*INSTRUCTION 1:*
Name every film title that appears in the film listing below.
*INSTRUCTION 2:*
Pick up the film listing below from where it stops and keep writing.

Put Your Soul on Your Hand and Walk (FR/PS, 2025)
Directed/Director | Screenplay | Cinematography by Sepideh Farsi
“Putting my soul on my hand is my response – as a filmmaker – to the ongoing massacre of Palestinian women and men. My encounter with Fatem Hasson was a miracle. She became my eyes in Gaza, where she resisted and documented the war, and I became the fireplace between her and the world from her “prison in Gaza,” as she called it. We maintained this connection for almost a year. The snippets of sounds and pixels we exchanged became the film you watch.”
Bajo las banderas (PY/AR/US/FR/DE, 2025)
Directed by Juanjo Pereira
Through rare and long-forgotten footage, this documentary reveals the hidden mechanics of Alfredo Stroessner’s dictatorship in Paraguay – one of the longest-lasting regimes in history. From propaganda to international broadcasts, the film reveals how the media shaped power, controlled memory
and built a legacy that endures to this day.
The Flats (FR/BE/IE/UK, 2024)
Directed by Alessandra Celesia
In his flat in a New Lodge apartment block, Joe relives his childhood memories in the midst of “The Troubles”. In this Catholic part of Belfast, the death toll was tragically high. Joe is joined by neighbours Jolene, Sean, Angie and others who volunteer to take part in the process of reliving the collective memories that have shaped their lives and the neighbourhood in which they live.
The Sense of Violence (KR, 2025)

*PROVIDED MATERIAL:*

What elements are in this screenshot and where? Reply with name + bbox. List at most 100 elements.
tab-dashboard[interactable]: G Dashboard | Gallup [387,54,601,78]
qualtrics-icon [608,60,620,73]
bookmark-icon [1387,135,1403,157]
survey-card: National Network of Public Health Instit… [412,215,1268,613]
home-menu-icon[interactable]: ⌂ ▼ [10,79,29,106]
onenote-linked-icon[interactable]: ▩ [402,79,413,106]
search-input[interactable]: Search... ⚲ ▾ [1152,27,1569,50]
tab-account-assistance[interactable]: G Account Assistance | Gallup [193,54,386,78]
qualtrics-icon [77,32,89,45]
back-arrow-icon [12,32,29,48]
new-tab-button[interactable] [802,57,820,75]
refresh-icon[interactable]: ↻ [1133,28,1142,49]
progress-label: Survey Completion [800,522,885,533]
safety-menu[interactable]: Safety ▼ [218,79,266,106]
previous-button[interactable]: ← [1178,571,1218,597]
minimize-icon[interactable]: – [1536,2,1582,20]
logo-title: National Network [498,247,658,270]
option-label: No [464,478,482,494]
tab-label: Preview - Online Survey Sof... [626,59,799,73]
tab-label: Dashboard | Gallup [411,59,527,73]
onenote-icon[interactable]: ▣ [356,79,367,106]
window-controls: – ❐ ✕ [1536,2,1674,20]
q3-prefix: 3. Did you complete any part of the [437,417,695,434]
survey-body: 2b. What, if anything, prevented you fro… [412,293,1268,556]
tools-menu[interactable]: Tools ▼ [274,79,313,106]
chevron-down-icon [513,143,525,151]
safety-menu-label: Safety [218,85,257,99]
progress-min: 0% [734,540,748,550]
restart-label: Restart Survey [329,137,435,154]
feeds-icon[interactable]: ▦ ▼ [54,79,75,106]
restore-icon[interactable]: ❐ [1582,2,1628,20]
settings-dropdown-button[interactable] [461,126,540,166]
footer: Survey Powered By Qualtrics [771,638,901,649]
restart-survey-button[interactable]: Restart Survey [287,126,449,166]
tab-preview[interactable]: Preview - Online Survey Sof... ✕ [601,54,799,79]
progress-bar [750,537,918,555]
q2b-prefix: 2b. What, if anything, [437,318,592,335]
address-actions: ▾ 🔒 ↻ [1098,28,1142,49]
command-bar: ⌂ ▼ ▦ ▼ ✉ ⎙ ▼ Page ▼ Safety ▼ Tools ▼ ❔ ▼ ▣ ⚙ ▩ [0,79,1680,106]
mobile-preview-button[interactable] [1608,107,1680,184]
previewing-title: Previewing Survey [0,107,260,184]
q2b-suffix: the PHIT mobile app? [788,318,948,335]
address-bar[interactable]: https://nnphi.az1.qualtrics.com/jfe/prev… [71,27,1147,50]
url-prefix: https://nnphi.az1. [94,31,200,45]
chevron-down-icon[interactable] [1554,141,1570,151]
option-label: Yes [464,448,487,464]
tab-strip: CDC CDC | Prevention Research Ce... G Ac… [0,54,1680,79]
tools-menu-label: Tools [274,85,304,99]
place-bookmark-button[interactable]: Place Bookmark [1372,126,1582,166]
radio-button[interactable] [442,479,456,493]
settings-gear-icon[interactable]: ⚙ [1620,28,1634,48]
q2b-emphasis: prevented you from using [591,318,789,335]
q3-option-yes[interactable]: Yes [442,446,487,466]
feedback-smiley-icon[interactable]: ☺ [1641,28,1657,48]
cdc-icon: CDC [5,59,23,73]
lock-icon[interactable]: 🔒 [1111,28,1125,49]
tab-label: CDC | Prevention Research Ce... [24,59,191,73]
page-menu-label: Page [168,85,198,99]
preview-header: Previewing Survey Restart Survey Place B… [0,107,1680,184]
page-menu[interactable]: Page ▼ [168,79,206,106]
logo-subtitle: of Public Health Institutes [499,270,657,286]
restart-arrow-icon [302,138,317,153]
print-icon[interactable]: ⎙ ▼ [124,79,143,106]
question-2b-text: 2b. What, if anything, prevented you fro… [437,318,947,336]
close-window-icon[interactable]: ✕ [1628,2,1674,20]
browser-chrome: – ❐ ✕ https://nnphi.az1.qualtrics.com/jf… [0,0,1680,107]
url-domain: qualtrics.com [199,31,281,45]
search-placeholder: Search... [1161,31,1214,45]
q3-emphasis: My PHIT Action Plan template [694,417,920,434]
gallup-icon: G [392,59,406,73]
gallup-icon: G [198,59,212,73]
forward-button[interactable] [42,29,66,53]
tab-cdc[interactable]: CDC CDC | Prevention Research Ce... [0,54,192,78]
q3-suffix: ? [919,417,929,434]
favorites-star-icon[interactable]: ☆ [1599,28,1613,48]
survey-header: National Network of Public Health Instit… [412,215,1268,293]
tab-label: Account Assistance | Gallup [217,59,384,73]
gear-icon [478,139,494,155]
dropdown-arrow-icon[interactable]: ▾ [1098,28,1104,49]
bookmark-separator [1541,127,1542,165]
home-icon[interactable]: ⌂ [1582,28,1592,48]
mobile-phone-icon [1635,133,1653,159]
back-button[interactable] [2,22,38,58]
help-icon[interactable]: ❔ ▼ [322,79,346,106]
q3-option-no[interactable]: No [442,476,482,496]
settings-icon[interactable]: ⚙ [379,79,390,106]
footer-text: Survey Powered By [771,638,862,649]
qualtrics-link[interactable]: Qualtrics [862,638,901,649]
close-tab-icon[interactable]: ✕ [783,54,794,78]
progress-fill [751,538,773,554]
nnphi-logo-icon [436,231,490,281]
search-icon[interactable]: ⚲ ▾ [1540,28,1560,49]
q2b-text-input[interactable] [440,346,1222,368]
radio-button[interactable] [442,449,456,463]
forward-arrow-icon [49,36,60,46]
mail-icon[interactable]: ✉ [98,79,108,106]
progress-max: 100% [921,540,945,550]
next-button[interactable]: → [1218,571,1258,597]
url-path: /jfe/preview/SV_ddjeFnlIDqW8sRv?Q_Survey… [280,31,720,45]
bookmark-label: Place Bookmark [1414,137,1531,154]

*TASK OUTPUT 1:*
Put Your Soul on Your Hand and Walk
Bajo las banderas
The Flats
The Sense of Violence

*TASK OUTPUT 2:*
Directed by Kim Mooyoung
The film traces the trajectory of cinema by revealing specific connections in the historical context of “anti-communist art” during Park Chung-hee’s regime (1970s). The censorship of anti-communist film images by the Korean Central Intelligence Agency symbolically reveals the presence of power and ideology in the space between image and reality during Park’s regime. The images reproduced by power through ideology depict reality, but paradoxically interfere with it. For example, scenes of massacres, which appear almost as clichés in anti-communist films, affect the reality experienced by the families of the victims of massacres, but are often forgotten. The film also reflects on those who create these images. What role do the filmmakers play between power and ideology? Creators can work with power to create images that serve the ideology demanded by those in power. At other times, they may passively document the images they observe, seemingly outside the sphere of power. However, even these seemingly disinterested images are shaped by the pervasive influence of power within a larger hierarchical structure.